*Short problem*:
Each line that holds the word "name" counts once; give the total number of such lines and nothing else.

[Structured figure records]

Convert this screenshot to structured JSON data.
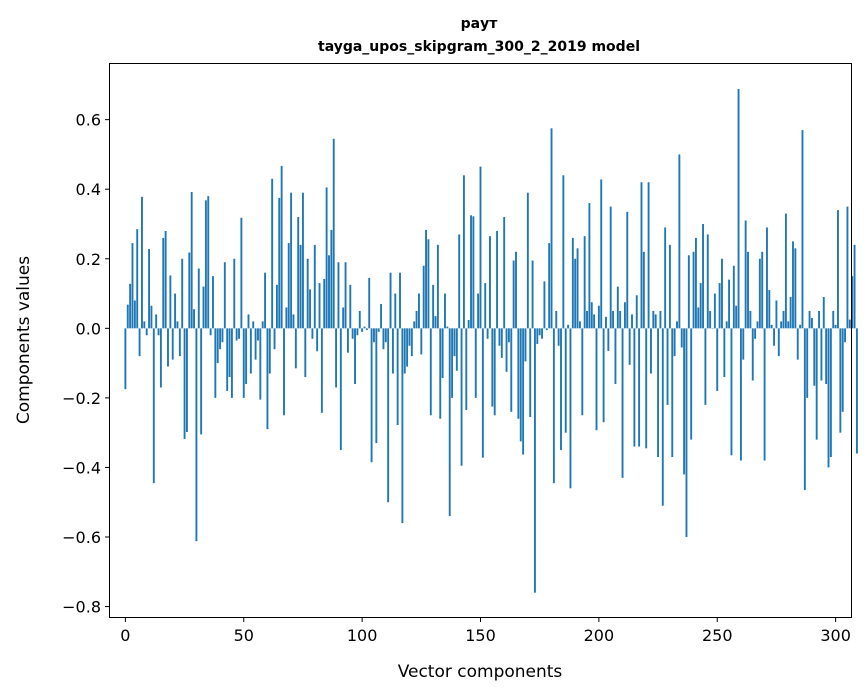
{
  "chart_data": {
    "type": "bar",
    "title_lines": [
      "раут",
      "tayga_upos_skipgram_300_2_2019 model"
    ],
    "xlabel": "Vector components",
    "ylabel": "Components values",
    "xlim": [
      -6.5,
      306.5
    ],
    "ylim": [
      -0.83,
      0.76
    ],
    "xticks": [
      0,
      50,
      100,
      150,
      200,
      250,
      300
    ],
    "xtick_labels": [
      "0",
      "50",
      "100",
      "150",
      "200",
      "250",
      "300"
    ],
    "yticks": [
      -0.8,
      -0.6,
      -0.4,
      -0.2,
      0.0,
      0.2,
      0.4,
      0.6
    ],
    "ytick_labels": [
      "−0.8",
      "−0.6",
      "−0.4",
      "−0.2",
      "0.0",
      "0.2",
      "0.4",
      "0.6"
    ],
    "bar_color": "#1f77b4",
    "values": [
      -0.175,
      0.068,
      0.128,
      0.245,
      0.08,
      0.285,
      -0.08,
      0.378,
      0.02,
      -0.02,
      0.228,
      0.065,
      -0.445,
      0.04,
      -0.02,
      -0.17,
      0.26,
      0.28,
      -0.11,
      0.152,
      -0.09,
      0.1,
      0.02,
      -0.08,
      0.2,
      -0.318,
      -0.298,
      0.218,
      0.392,
      0.055,
      -0.612,
      0.172,
      -0.305,
      0.12,
      0.368,
      0.38,
      -0.02,
      0.15,
      -0.2,
      -0.1,
      -0.06,
      -0.04,
      0.19,
      -0.18,
      -0.14,
      -0.2,
      0.2,
      -0.035,
      -0.03,
      0.318,
      -0.2,
      -0.16,
      0.04,
      -0.13,
      0.02,
      -0.09,
      -0.035,
      -0.205,
      0.02,
      0.16,
      -0.29,
      -0.13,
      0.43,
      -0.06,
      0.125,
      0.375,
      0.467,
      -0.25,
      0.06,
      0.245,
      0.39,
      0.04,
      -0.115,
      0.32,
      0.24,
      0.39,
      -0.14,
      0.2,
      0.112,
      -0.03,
      0.24,
      -0.066,
      0.13,
      -0.243,
      0.142,
      0.405,
      0.21,
      0.283,
      0.545,
      -0.17,
      0.19,
      -0.35,
      0.06,
      0.19,
      -0.07,
      0.125,
      -0.03,
      -0.16,
      -0.02,
      0.05,
      -0.01,
      0.005,
      -0.005,
      0.145,
      -0.385,
      -0.04,
      -0.33,
      -0.01,
      0.07,
      -0.06,
      -0.04,
      -0.5,
      0.16,
      -0.13,
      0.1,
      -0.278,
      0.16,
      -0.56,
      -0.13,
      -0.11,
      -0.05,
      -0.08,
      0.02,
      0.05,
      0.1,
      -0.075,
      0.18,
      0.283,
      0.256,
      -0.25,
      0.125,
      0.035,
      0.24,
      -0.26,
      -0.143,
      0.1,
      0.005,
      -0.54,
      -0.2,
      -0.08,
      -0.122,
      0.27,
      -0.395,
      0.44,
      -0.235,
      0.024,
      0.325,
      0.322,
      -0.2,
      0.1,
      0.465,
      -0.372,
      0.13,
      -0.03,
      0.265,
      -0.225,
      -0.25,
      0.28,
      -0.05,
      -0.085,
      0.32,
      -0.125,
      -0.04,
      -0.24,
      0.195,
      0.22,
      -0.26,
      -0.325,
      -0.363,
      -0.095,
      0.39,
      -0.255,
      0.195,
      -0.76,
      -0.045,
      -0.02,
      -0.03,
      0.135,
      -0.005,
      0.245,
      0.575,
      -0.445,
      0.05,
      -0.05,
      -0.35,
      0.44,
      -0.3,
      0.01,
      -0.46,
      0.26,
      0.2,
      0.23,
      0.02,
      -0.25,
      0.265,
      0.05,
      0.36,
      0.075,
      0.04,
      -0.293,
      0.065,
      0.428,
      -0.27,
      0.033,
      -0.065,
      0.35,
      0.05,
      -0.16,
      0.12,
      0.05,
      -0.43,
      0.075,
      0.335,
      -0.105,
      0.04,
      -0.34,
      0.095,
      -0.34,
      0.42,
      0.22,
      -0.345,
      0.42,
      -0.13,
      0.05,
      0.04,
      -0.37,
      0.05,
      -0.51,
      0.29,
      -0.22,
      0.24,
      -0.37,
      -0.08,
      0.02,
      0.5,
      -0.055,
      -0.42,
      -0.6,
      0.21,
      -0.32,
      0.22,
      0.26,
      0.06,
      0.13,
      0.3,
      -0.22,
      0.27,
      0.05,
      0.0,
      0.1,
      -0.18,
      0.13,
      0.2,
      -0.14,
      0.02,
      0.14,
      -0.365,
      0.18,
      0.065,
      0.688,
      -0.38,
      -0.09,
      0.31,
      0.22,
      0.05,
      -0.15,
      -0.03,
      0.02,
      0.2,
      0.22,
      -0.38,
      0.29,
      0.11,
      0.01,
      -0.05,
      0.08,
      -0.08,
      0.02,
      0.05,
      0.33,
      0.02,
      0.09,
      0.25,
      0.23,
      -0.09,
      0.01,
      0.57,
      -0.465,
      -0.2,
      0.05,
      0.03,
      -0.165,
      -0.32,
      0.05,
      -0.15,
      0.09,
      -0.16,
      -0.4,
      -0.37,
      0.05,
      0.01,
      0.34,
      -0.3,
      -0.24,
      -0.04,
      0.35,
      0.025,
      0.15,
      0.24,
      -0.36
    ]
  }
}
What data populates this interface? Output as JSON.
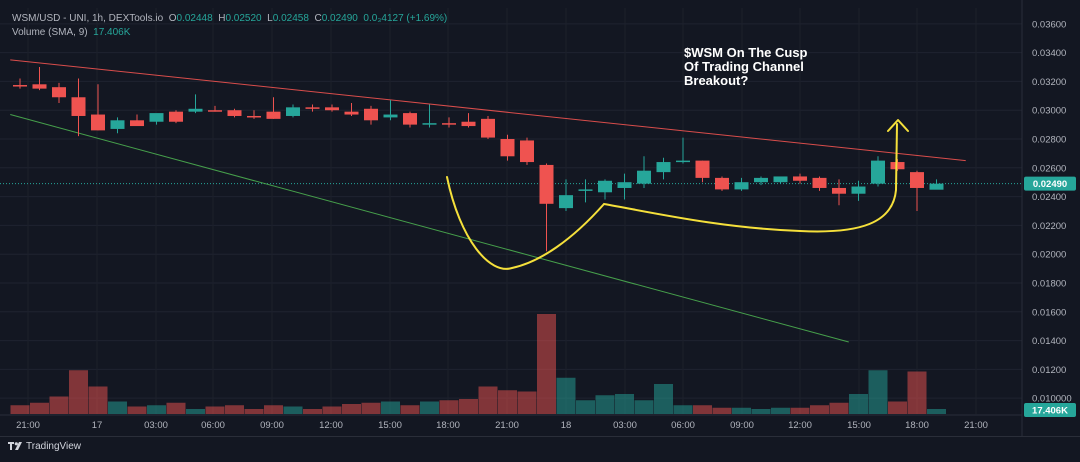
{
  "legend": {
    "symbol": "WSM/USD - UNI, 1h, DEXTools.io",
    "o_label": "O",
    "o": "0.02448",
    "h_label": "H",
    "h": "0.02520",
    "l_label": "L",
    "l": "0.02458",
    "c_label": "C",
    "c": "0.02490",
    "change": "0.0₃4127 (+1.69%)",
    "volume_label": "Volume (SMA, 9)",
    "volume_value": "17.406K"
  },
  "brand": {
    "name": "TradingView"
  },
  "colors": {
    "up": "#26a69a",
    "down": "#ef5350",
    "background": "#131722",
    "resistance": "#ef5350",
    "support": "#4caf50",
    "annotation": "#f5e03b"
  },
  "chart_data": {
    "type": "candlestick",
    "title": "$WSM On The Cusp Of Trading Channel Breakout?",
    "title_lines": [
      "$WSM On The Cusp",
      "Of Trading Channel",
      "Breakout?"
    ],
    "price_ticks": [
      "0.03600",
      "0.03400",
      "0.03200",
      "0.03000",
      "0.02800",
      "0.02600",
      "0.02400",
      "0.02200",
      "0.02000",
      "0.01800",
      "0.01600",
      "0.01400",
      "0.01200",
      "0.010000"
    ],
    "ylim": [
      0.0089,
      0.0371
    ],
    "x_ticks": [
      "21:00",
      "17",
      "03:00",
      "06:00",
      "09:00",
      "12:00",
      "15:00",
      "18:00",
      "21:00",
      "18",
      "03:00",
      "06:00",
      "09:00",
      "12:00",
      "15:00",
      "18:00",
      "21:00"
    ],
    "last_price_label": "0.02490",
    "last_volume_label": "17.406K",
    "candles": [
      {
        "o": 0.03175,
        "h": 0.0322,
        "l": 0.0315,
        "c": 0.03165,
        "v": 0.35
      },
      {
        "o": 0.0318,
        "h": 0.033,
        "l": 0.0314,
        "c": 0.0315,
        "v": 0.45
      },
      {
        "o": 0.0316,
        "h": 0.0319,
        "l": 0.0305,
        "c": 0.0309,
        "v": 0.7
      },
      {
        "o": 0.0309,
        "h": 0.0322,
        "l": 0.0282,
        "c": 0.0296,
        "v": 1.75
      },
      {
        "o": 0.0297,
        "h": 0.0318,
        "l": 0.0286,
        "c": 0.0286,
        "v": 1.1
      },
      {
        "o": 0.0287,
        "h": 0.0295,
        "l": 0.0284,
        "c": 0.0293,
        "v": 0.5
      },
      {
        "o": 0.0293,
        "h": 0.0297,
        "l": 0.029,
        "c": 0.0289,
        "v": 0.3
      },
      {
        "o": 0.0292,
        "h": 0.0296,
        "l": 0.029,
        "c": 0.0298,
        "v": 0.35
      },
      {
        "o": 0.0299,
        "h": 0.03,
        "l": 0.0291,
        "c": 0.0292,
        "v": 0.45
      },
      {
        "o": 0.0299,
        "h": 0.0311,
        "l": 0.0298,
        "c": 0.0301,
        "v": 0.2
      },
      {
        "o": 0.03,
        "h": 0.0303,
        "l": 0.0299,
        "c": 0.0299,
        "v": 0.3
      },
      {
        "o": 0.03,
        "h": 0.0301,
        "l": 0.0295,
        "c": 0.0296,
        "v": 0.35
      },
      {
        "o": 0.0296,
        "h": 0.03,
        "l": 0.0294,
        "c": 0.0295,
        "v": 0.2
      },
      {
        "o": 0.0299,
        "h": 0.0309,
        "l": 0.0294,
        "c": 0.0294,
        "v": 0.35
      },
      {
        "o": 0.0296,
        "h": 0.0304,
        "l": 0.0295,
        "c": 0.0302,
        "v": 0.3
      },
      {
        "o": 0.0302,
        "h": 0.0304,
        "l": 0.0299,
        "c": 0.0301,
        "v": 0.2
      },
      {
        "o": 0.0302,
        "h": 0.0304,
        "l": 0.0299,
        "c": 0.03,
        "v": 0.3
      },
      {
        "o": 0.0299,
        "h": 0.0305,
        "l": 0.0296,
        "c": 0.0297,
        "v": 0.4
      },
      {
        "o": 0.0301,
        "h": 0.0303,
        "l": 0.029,
        "c": 0.0293,
        "v": 0.45
      },
      {
        "o": 0.0295,
        "h": 0.0307,
        "l": 0.0293,
        "c": 0.0297,
        "v": 0.5
      },
      {
        "o": 0.0298,
        "h": 0.0299,
        "l": 0.0288,
        "c": 0.029,
        "v": 0.35
      },
      {
        "o": 0.0291,
        "h": 0.0304,
        "l": 0.0288,
        "c": 0.0291,
        "v": 0.5
      },
      {
        "o": 0.0291,
        "h": 0.0295,
        "l": 0.0288,
        "c": 0.029,
        "v": 0.55
      },
      {
        "o": 0.0292,
        "h": 0.0298,
        "l": 0.0288,
        "c": 0.0289,
        "v": 0.6
      },
      {
        "o": 0.0294,
        "h": 0.0296,
        "l": 0.028,
        "c": 0.0281,
        "v": 1.1
      },
      {
        "o": 0.028,
        "h": 0.0283,
        "l": 0.0265,
        "c": 0.0268,
        "v": 0.95
      },
      {
        "o": 0.0279,
        "h": 0.0281,
        "l": 0.0262,
        "c": 0.0264,
        "v": 0.9
      },
      {
        "o": 0.0262,
        "h": 0.0263,
        "l": 0.0202,
        "c": 0.0235,
        "v": 4.0
      },
      {
        "o": 0.0232,
        "h": 0.0252,
        "l": 0.023,
        "c": 0.0241,
        "v": 1.45
      },
      {
        "o": 0.0244,
        "h": 0.0252,
        "l": 0.0236,
        "c": 0.0245,
        "v": 0.55
      },
      {
        "o": 0.0243,
        "h": 0.0252,
        "l": 0.0238,
        "c": 0.0251,
        "v": 0.75
      },
      {
        "o": 0.0246,
        "h": 0.0256,
        "l": 0.0238,
        "c": 0.025,
        "v": 0.8
      },
      {
        "o": 0.0249,
        "h": 0.0268,
        "l": 0.0246,
        "c": 0.0258,
        "v": 0.55
      },
      {
        "o": 0.0257,
        "h": 0.0267,
        "l": 0.0252,
        "c": 0.0264,
        "v": 1.2
      },
      {
        "o": 0.0264,
        "h": 0.0281,
        "l": 0.0263,
        "c": 0.0265,
        "v": 0.35
      },
      {
        "o": 0.0265,
        "h": 0.0265,
        "l": 0.025,
        "c": 0.0253,
        "v": 0.35
      },
      {
        "o": 0.0253,
        "h": 0.0254,
        "l": 0.0244,
        "c": 0.0245,
        "v": 0.25
      },
      {
        "o": 0.0245,
        "h": 0.0253,
        "l": 0.0244,
        "c": 0.025,
        "v": 0.25
      },
      {
        "o": 0.025,
        "h": 0.0254,
        "l": 0.0248,
        "c": 0.0253,
        "v": 0.2
      },
      {
        "o": 0.025,
        "h": 0.0254,
        "l": 0.0249,
        "c": 0.0254,
        "v": 0.25
      },
      {
        "o": 0.0254,
        "h": 0.0256,
        "l": 0.0249,
        "c": 0.0251,
        "v": 0.25
      },
      {
        "o": 0.0253,
        "h": 0.0254,
        "l": 0.0244,
        "c": 0.0246,
        "v": 0.35
      },
      {
        "o": 0.0246,
        "h": 0.0252,
        "l": 0.0234,
        "c": 0.0242,
        "v": 0.45
      },
      {
        "o": 0.0242,
        "h": 0.0251,
        "l": 0.0237,
        "c": 0.0247,
        "v": 0.8
      },
      {
        "o": 0.0249,
        "h": 0.0268,
        "l": 0.0247,
        "c": 0.0265,
        "v": 1.75
      },
      {
        "o": 0.0264,
        "h": 0.0266,
        "l": 0.0258,
        "c": 0.0259,
        "v": 0.5
      },
      {
        "o": 0.0257,
        "h": 0.0258,
        "l": 0.023,
        "c": 0.0246,
        "v": 1.7
      },
      {
        "o": 0.02448,
        "h": 0.0252,
        "l": 0.02458,
        "c": 0.0249,
        "v": 0.2
      }
    ],
    "trendlines": [
      {
        "name": "resistance",
        "color": "#ef5350",
        "from": [
          -0.5,
          0.0335
        ],
        "to": [
          48.5,
          0.0265
        ]
      },
      {
        "name": "support",
        "color": "#4caf50",
        "from": [
          -0.5,
          0.0297
        ],
        "to": [
          42.5,
          0.0139
        ]
      }
    ],
    "annotation": {
      "type": "cup-and-handle-arrow",
      "color": "#f5e03b"
    }
  }
}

*Final result*:
3